**DO THIS**
Transcribe each line of the material below verbatim, omitting the pictures from your answer.

** Start of EXERCISE MATERIALS **

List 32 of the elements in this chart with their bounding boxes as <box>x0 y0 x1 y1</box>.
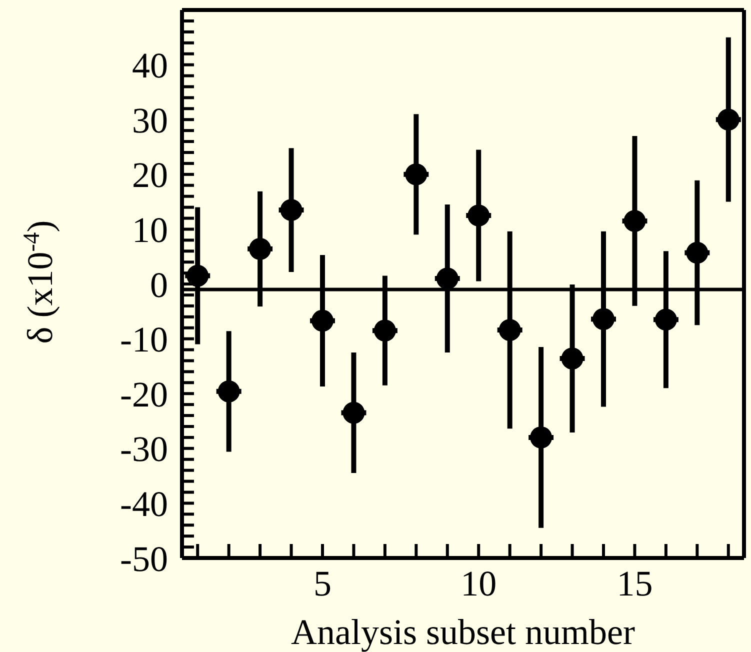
point <box>686 242 708 264</box>
y-tick-label: 0 <box>150 264 168 305</box>
point <box>717 108 740 131</box>
point <box>561 348 584 370</box>
point <box>218 380 240 402</box>
point <box>436 268 458 290</box>
point <box>249 238 272 260</box>
point <box>280 199 302 221</box>
point <box>498 319 521 342</box>
y-tick-label: 20 <box>132 155 168 196</box>
point <box>374 320 396 342</box>
point <box>342 402 365 424</box>
y-tick-label: 40 <box>132 46 168 86</box>
y-tick-label: -20 <box>120 374 168 414</box>
point <box>654 308 677 331</box>
x-tick-label: 10 <box>460 564 497 604</box>
y-tick-label: -40 <box>120 484 168 524</box>
y-tick-label: -10 <box>120 320 168 360</box>
y-tick-label: -50 <box>120 538 168 579</box>
x-axis-title: Analysis subset number <box>291 612 635 652</box>
point <box>624 210 646 232</box>
y-tick-label: 10 <box>132 210 168 250</box>
x-tick-label: 5 <box>314 564 332 604</box>
point <box>592 308 614 330</box>
point <box>530 426 552 448</box>
point <box>405 163 428 186</box>
y-tick-label: 30 <box>132 100 168 140</box>
y-tick-label: -30 <box>120 429 168 470</box>
point <box>186 264 209 287</box>
point <box>468 204 490 226</box>
x-tick-label: 15 <box>616 564 653 604</box>
point <box>312 310 334 332</box>
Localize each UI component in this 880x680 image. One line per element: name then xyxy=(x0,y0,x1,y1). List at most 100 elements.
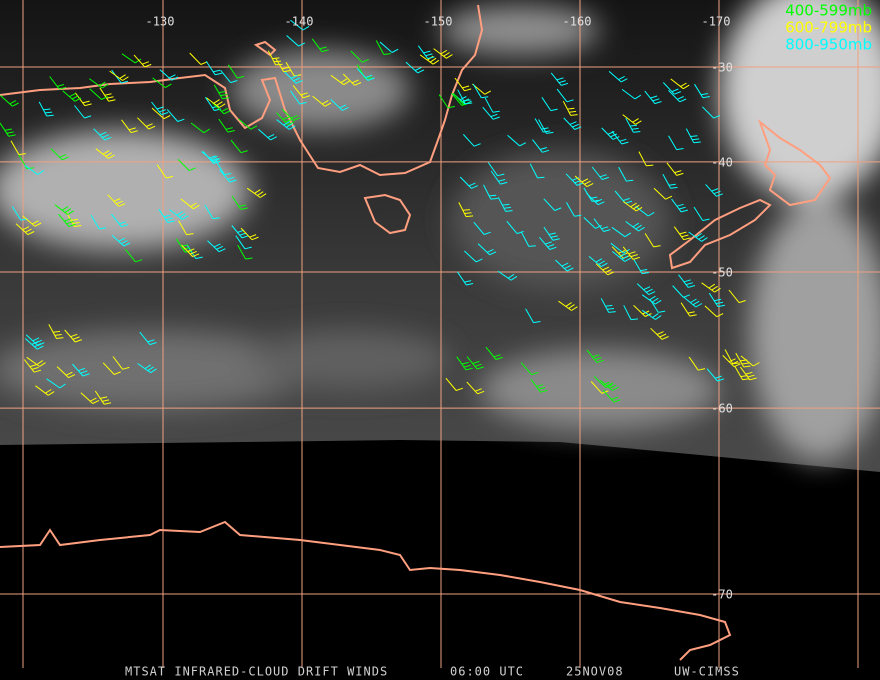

** End of EXERCISE MATERIALS **

**TASK SOLUTION**
List 32 of the elements in this chart with their bounding boxes as <box>x0 y0 x1 y1</box>.
point <box>686 242 708 264</box>
y-tick-label: 0 <box>150 264 168 305</box>
point <box>717 108 740 131</box>
point <box>561 348 584 370</box>
point <box>218 380 240 402</box>
point <box>436 268 458 290</box>
point <box>249 238 272 260</box>
point <box>280 199 302 221</box>
point <box>498 319 521 342</box>
y-tick-label: 20 <box>132 155 168 196</box>
point <box>374 320 396 342</box>
point <box>342 402 365 424</box>
y-tick-label: 40 <box>132 46 168 86</box>
y-tick-label: -20 <box>120 374 168 414</box>
point <box>654 308 677 331</box>
x-tick-label: 10 <box>460 564 497 604</box>
y-tick-label: -40 <box>120 484 168 524</box>
y-tick-label: -10 <box>120 320 168 360</box>
y-tick-label: -50 <box>120 538 168 579</box>
x-axis-title: Analysis subset number <box>291 612 635 652</box>
point <box>624 210 646 232</box>
y-tick-label: 10 <box>132 210 168 250</box>
x-tick-label: 5 <box>314 564 332 604</box>
point <box>592 308 614 330</box>
point <box>530 426 552 448</box>
point <box>405 163 428 186</box>
y-tick-label: 30 <box>132 100 168 140</box>
y-tick-label: -30 <box>120 429 168 470</box>
point <box>186 264 209 287</box>
point <box>468 204 490 226</box>
x-tick-label: 15 <box>616 564 653 604</box>
point <box>312 310 334 332</box>
Localize each UI component in this 880x680 image. One line per element: name then xyxy=(x0,y0,x1,y1). List at most 100 elements.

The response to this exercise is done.